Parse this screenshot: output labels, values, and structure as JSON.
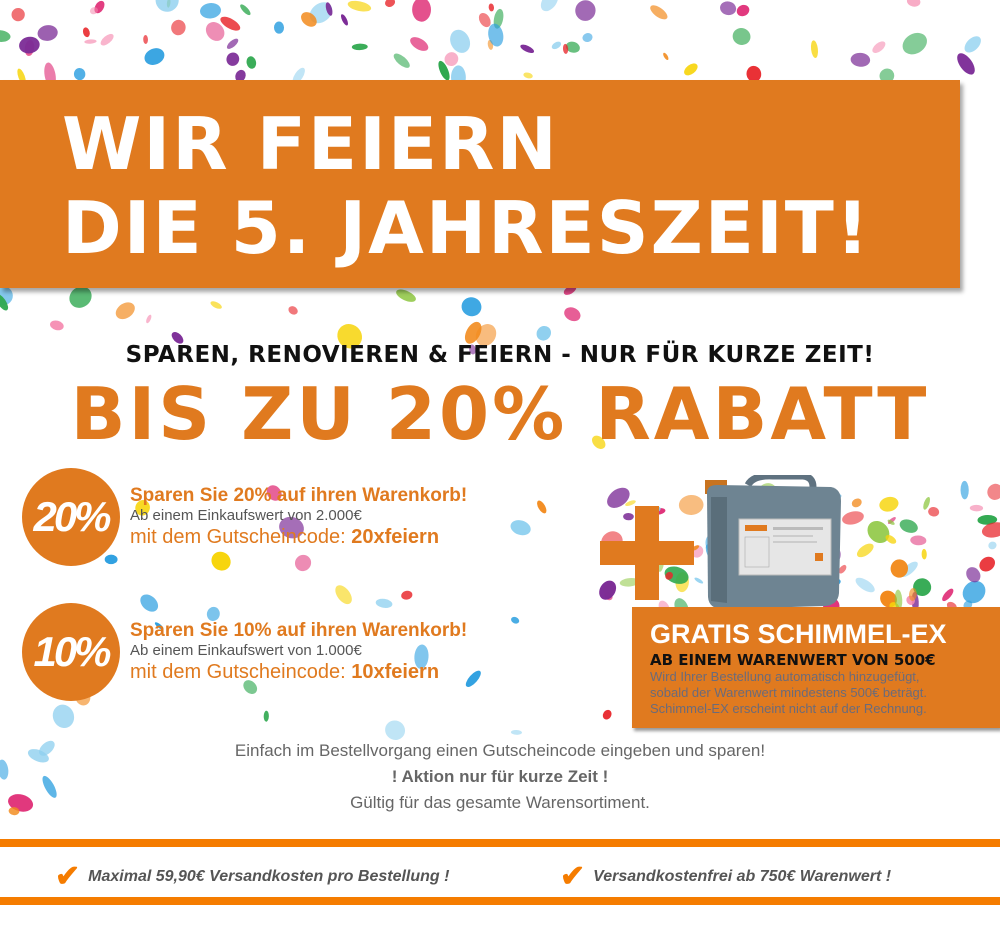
{
  "colors": {
    "brand_orange": "#e07a1f",
    "bar_orange": "#f57c00",
    "text_gray": "#666666"
  },
  "banner": {
    "line1": "WIR FEIERN",
    "line2": "DIE 5. JAHRESZEIT!"
  },
  "tagline": "SPAREN, RENOVIEREN & FEIERN - NUR FÜR KURZE ZEIT!",
  "headline": "BIS ZU 20% RABATT",
  "offers": [
    {
      "badge": "20%",
      "title": "Sparen Sie 20% auf ihren Warenkorb!",
      "condition": "Ab einem Einkaufswert von 2.000€",
      "code_label": "mit dem Gutscheincode: ",
      "code": "20xfeiern"
    },
    {
      "badge": "10%",
      "title": "Sparen Sie 10% auf ihren Warenkorb!",
      "condition": "Ab einem Einkaufswert von 1.000€",
      "code_label": "mit dem Gutscheincode: ",
      "code": "10xfeiern"
    }
  ],
  "gift": {
    "title": "GRATIS SCHIMMEL-EX",
    "subtitle": "AB EINEM WARENWERT VON 500€",
    "lines": [
      "Wird Ihrer Bestellung automatisch hinzugefügt,",
      "sobald der Warenwert mindestens 500€ beträgt.",
      "Schimmel-EX erscheint nicht auf der Rechnung."
    ],
    "icon": "plus-icon"
  },
  "info": [
    "Einfach im Bestellvorgang einen Gutscheincode eingeben und sparen!",
    "! Aktion nur für kurze Zeit !",
    "Gültig für das gesamte Warensortiment."
  ],
  "shipping": [
    {
      "icon": "checkmark-icon",
      "text": "Maximal 59,90€ Versandkosten pro Bestellung !"
    },
    {
      "icon": "checkmark-icon",
      "text": "Versandkostenfrei ab 750€ Warenwert !"
    }
  ]
}
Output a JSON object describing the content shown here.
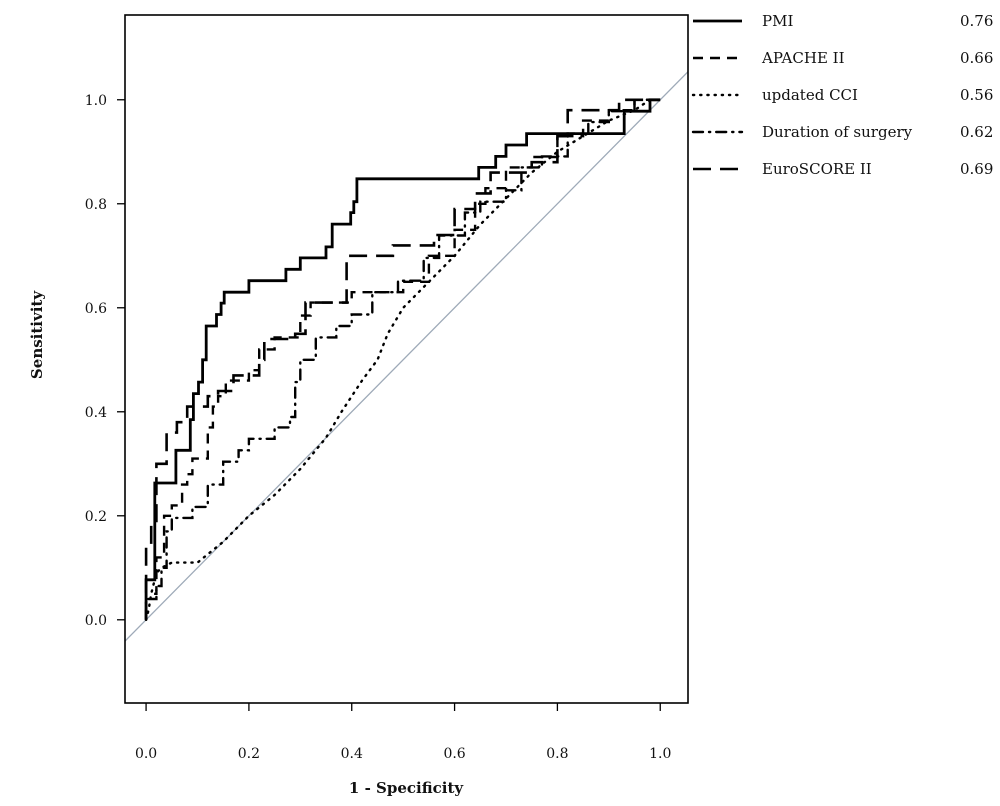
{
  "chart_data": {
    "type": "line",
    "xlabel": "1 - Specificity",
    "ylabel": "Sensitivity",
    "xlim": [
      -0.041,
      1.054
    ],
    "ylim": [
      -0.16,
      1.163
    ],
    "x_ticks": [
      "0.0",
      "0.2",
      "0.4",
      "0.6",
      "0.8",
      "1.0"
    ],
    "y_ticks": [
      "0.0",
      "0.2",
      "0.4",
      "0.6",
      "0.8",
      "1.0"
    ],
    "grid": false,
    "legend": "right",
    "reference_line_color": "#9eaab8",
    "series": [
      {
        "name": "PMI",
        "legend_value": "0.76",
        "line_style": "solid",
        "points": [
          [
            0,
            0
          ],
          [
            0,
            0.077
          ],
          [
            0.017,
            0.077
          ],
          [
            0.017,
            0.263
          ],
          [
            0.058,
            0.263
          ],
          [
            0.058,
            0.326
          ],
          [
            0.086,
            0.326
          ],
          [
            0.086,
            0.385
          ],
          [
            0.092,
            0.385
          ],
          [
            0.092,
            0.435
          ],
          [
            0.102,
            0.435
          ],
          [
            0.102,
            0.457
          ],
          [
            0.11,
            0.457
          ],
          [
            0.11,
            0.5
          ],
          [
            0.117,
            0.5
          ],
          [
            0.117,
            0.565
          ],
          [
            0.137,
            0.565
          ],
          [
            0.137,
            0.587
          ],
          [
            0.146,
            0.587
          ],
          [
            0.146,
            0.609
          ],
          [
            0.152,
            0.609
          ],
          [
            0.152,
            0.63
          ],
          [
            0.2,
            0.63
          ],
          [
            0.2,
            0.652
          ],
          [
            0.272,
            0.652
          ],
          [
            0.272,
            0.674
          ],
          [
            0.3,
            0.674
          ],
          [
            0.3,
            0.696
          ],
          [
            0.35,
            0.696
          ],
          [
            0.35,
            0.717
          ],
          [
            0.362,
            0.717
          ],
          [
            0.362,
            0.761
          ],
          [
            0.398,
            0.761
          ],
          [
            0.398,
            0.783
          ],
          [
            0.404,
            0.783
          ],
          [
            0.404,
            0.804
          ],
          [
            0.41,
            0.804
          ],
          [
            0.41,
            0.848
          ],
          [
            0.647,
            0.848
          ],
          [
            0.647,
            0.87
          ],
          [
            0.68,
            0.87
          ],
          [
            0.68,
            0.891
          ],
          [
            0.7,
            0.891
          ],
          [
            0.7,
            0.913
          ],
          [
            0.74,
            0.913
          ],
          [
            0.74,
            0.935
          ],
          [
            0.93,
            0.935
          ],
          [
            0.93,
            0.978
          ],
          [
            0.98,
            0.978
          ],
          [
            0.98,
            1
          ],
          [
            1,
            1
          ]
        ]
      },
      {
        "name": "APACHE II",
        "legend_value": "0.66",
        "line_style": "dash",
        "points": [
          [
            0,
            0
          ],
          [
            0,
            0.05
          ],
          [
            0.02,
            0.05
          ],
          [
            0.02,
            0.12
          ],
          [
            0.035,
            0.12
          ],
          [
            0.035,
            0.2
          ],
          [
            0.05,
            0.2
          ],
          [
            0.05,
            0.22
          ],
          [
            0.07,
            0.22
          ],
          [
            0.07,
            0.26
          ],
          [
            0.08,
            0.26
          ],
          [
            0.08,
            0.28
          ],
          [
            0.09,
            0.28
          ],
          [
            0.09,
            0.31
          ],
          [
            0.12,
            0.31
          ],
          [
            0.12,
            0.37
          ],
          [
            0.13,
            0.37
          ],
          [
            0.13,
            0.41
          ],
          [
            0.14,
            0.41
          ],
          [
            0.14,
            0.43
          ],
          [
            0.155,
            0.43
          ],
          [
            0.155,
            0.46
          ],
          [
            0.2,
            0.46
          ],
          [
            0.2,
            0.48
          ],
          [
            0.22,
            0.48
          ],
          [
            0.22,
            0.52
          ],
          [
            0.25,
            0.52
          ],
          [
            0.25,
            0.543
          ],
          [
            0.3,
            0.543
          ],
          [
            0.3,
            0.585
          ],
          [
            0.32,
            0.585
          ],
          [
            0.32,
            0.61
          ],
          [
            0.4,
            0.61
          ],
          [
            0.4,
            0.63
          ],
          [
            0.5,
            0.63
          ],
          [
            0.5,
            0.65
          ],
          [
            0.55,
            0.65
          ],
          [
            0.55,
            0.7
          ],
          [
            0.6,
            0.7
          ],
          [
            0.6,
            0.75
          ],
          [
            0.64,
            0.75
          ],
          [
            0.64,
            0.8
          ],
          [
            0.66,
            0.8
          ],
          [
            0.66,
            0.83
          ],
          [
            0.7,
            0.83
          ],
          [
            0.7,
            0.87
          ],
          [
            0.75,
            0.87
          ],
          [
            0.75,
            0.89
          ],
          [
            0.8,
            0.89
          ],
          [
            0.8,
            0.93
          ],
          [
            0.85,
            0.93
          ],
          [
            0.85,
            0.96
          ],
          [
            0.9,
            0.96
          ],
          [
            0.9,
            0.98
          ],
          [
            0.95,
            0.98
          ],
          [
            0.95,
            1
          ],
          [
            1,
            1
          ]
        ]
      },
      {
        "name": "updated CCI",
        "legend_value": "0.56",
        "line_style": "dot",
        "points": [
          [
            0,
            0
          ],
          [
            0.005,
            0.02
          ],
          [
            0.01,
            0.05
          ],
          [
            0.02,
            0.09
          ],
          [
            0.03,
            0.1
          ],
          [
            0.05,
            0.11
          ],
          [
            0.1,
            0.11
          ],
          [
            0.15,
            0.15
          ],
          [
            0.2,
            0.2
          ],
          [
            0.25,
            0.24
          ],
          [
            0.3,
            0.29
          ],
          [
            0.35,
            0.35
          ],
          [
            0.38,
            0.4
          ],
          [
            0.42,
            0.46
          ],
          [
            0.45,
            0.5
          ],
          [
            0.47,
            0.55
          ],
          [
            0.5,
            0.6
          ],
          [
            0.55,
            0.65
          ],
          [
            0.6,
            0.7
          ],
          [
            0.65,
            0.76
          ],
          [
            0.7,
            0.81
          ],
          [
            0.75,
            0.86
          ],
          [
            0.8,
            0.9
          ],
          [
            0.85,
            0.93
          ],
          [
            0.9,
            0.96
          ],
          [
            0.95,
            0.98
          ],
          [
            0.98,
            1
          ],
          [
            1,
            1
          ]
        ]
      },
      {
        "name": "Duration of surgery",
        "legend_value": "0.62",
        "line_style": "dotdash",
        "points": [
          [
            0,
            0
          ],
          [
            0,
            0.04
          ],
          [
            0.02,
            0.04
          ],
          [
            0.02,
            0.065
          ],
          [
            0.03,
            0.065
          ],
          [
            0.03,
            0.1
          ],
          [
            0.04,
            0.1
          ],
          [
            0.04,
            0.17
          ],
          [
            0.05,
            0.17
          ],
          [
            0.05,
            0.196
          ],
          [
            0.09,
            0.196
          ],
          [
            0.09,
            0.217
          ],
          [
            0.12,
            0.217
          ],
          [
            0.12,
            0.26
          ],
          [
            0.15,
            0.26
          ],
          [
            0.15,
            0.304
          ],
          [
            0.18,
            0.304
          ],
          [
            0.18,
            0.326
          ],
          [
            0.2,
            0.326
          ],
          [
            0.2,
            0.348
          ],
          [
            0.25,
            0.348
          ],
          [
            0.25,
            0.37
          ],
          [
            0.28,
            0.37
          ],
          [
            0.28,
            0.39
          ],
          [
            0.29,
            0.39
          ],
          [
            0.29,
            0.457
          ],
          [
            0.3,
            0.457
          ],
          [
            0.3,
            0.5
          ],
          [
            0.33,
            0.5
          ],
          [
            0.33,
            0.543
          ],
          [
            0.37,
            0.543
          ],
          [
            0.37,
            0.565
          ],
          [
            0.4,
            0.565
          ],
          [
            0.4,
            0.587
          ],
          [
            0.44,
            0.587
          ],
          [
            0.44,
            0.63
          ],
          [
            0.49,
            0.63
          ],
          [
            0.49,
            0.652
          ],
          [
            0.54,
            0.652
          ],
          [
            0.54,
            0.696
          ],
          [
            0.57,
            0.696
          ],
          [
            0.57,
            0.739
          ],
          [
            0.62,
            0.739
          ],
          [
            0.62,
            0.783
          ],
          [
            0.65,
            0.783
          ],
          [
            0.65,
            0.804
          ],
          [
            0.7,
            0.804
          ],
          [
            0.7,
            0.826
          ],
          [
            0.73,
            0.826
          ],
          [
            0.73,
            0.87
          ],
          [
            0.77,
            0.87
          ],
          [
            0.77,
            0.891
          ],
          [
            0.82,
            0.891
          ],
          [
            0.82,
            0.935
          ],
          [
            0.86,
            0.935
          ],
          [
            0.86,
            0.957
          ],
          [
            0.9,
            0.957
          ],
          [
            0.9,
            0.978
          ],
          [
            0.95,
            0.978
          ],
          [
            0.95,
            1
          ],
          [
            1,
            1
          ]
        ]
      },
      {
        "name": "EuroSCORE II",
        "legend_value": "0.69",
        "line_style": "longdash",
        "points": [
          [
            0,
            0
          ],
          [
            0,
            0.14
          ],
          [
            0.01,
            0.14
          ],
          [
            0.01,
            0.19
          ],
          [
            0.02,
            0.19
          ],
          [
            0.02,
            0.3
          ],
          [
            0.04,
            0.3
          ],
          [
            0.04,
            0.36
          ],
          [
            0.06,
            0.36
          ],
          [
            0.06,
            0.38
          ],
          [
            0.08,
            0.38
          ],
          [
            0.08,
            0.41
          ],
          [
            0.12,
            0.41
          ],
          [
            0.12,
            0.43
          ],
          [
            0.14,
            0.43
          ],
          [
            0.14,
            0.44
          ],
          [
            0.17,
            0.44
          ],
          [
            0.17,
            0.47
          ],
          [
            0.22,
            0.47
          ],
          [
            0.22,
            0.5
          ],
          [
            0.23,
            0.5
          ],
          [
            0.23,
            0.54
          ],
          [
            0.29,
            0.54
          ],
          [
            0.29,
            0.55
          ],
          [
            0.31,
            0.55
          ],
          [
            0.31,
            0.61
          ],
          [
            0.39,
            0.61
          ],
          [
            0.39,
            0.7
          ],
          [
            0.48,
            0.7
          ],
          [
            0.48,
            0.72
          ],
          [
            0.56,
            0.72
          ],
          [
            0.56,
            0.74
          ],
          [
            0.6,
            0.74
          ],
          [
            0.6,
            0.79
          ],
          [
            0.64,
            0.79
          ],
          [
            0.64,
            0.82
          ],
          [
            0.67,
            0.82
          ],
          [
            0.67,
            0.86
          ],
          [
            0.75,
            0.86
          ],
          [
            0.75,
            0.88
          ],
          [
            0.8,
            0.88
          ],
          [
            0.8,
            0.93
          ],
          [
            0.82,
            0.93
          ],
          [
            0.82,
            0.98
          ],
          [
            0.92,
            0.98
          ],
          [
            0.92,
            1
          ],
          [
            1,
            1
          ]
        ]
      }
    ]
  }
}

******

**WHAT NEEDS TO BE DONE**
Copy every single line of the material above that holds "Bestellung".

**RESULT BELOW**
      "Wird Ihrer Bestellung automatisch hinzugefügt,",
      "text": "Maximal 59,90€ Versandkosten pro Bestellung !"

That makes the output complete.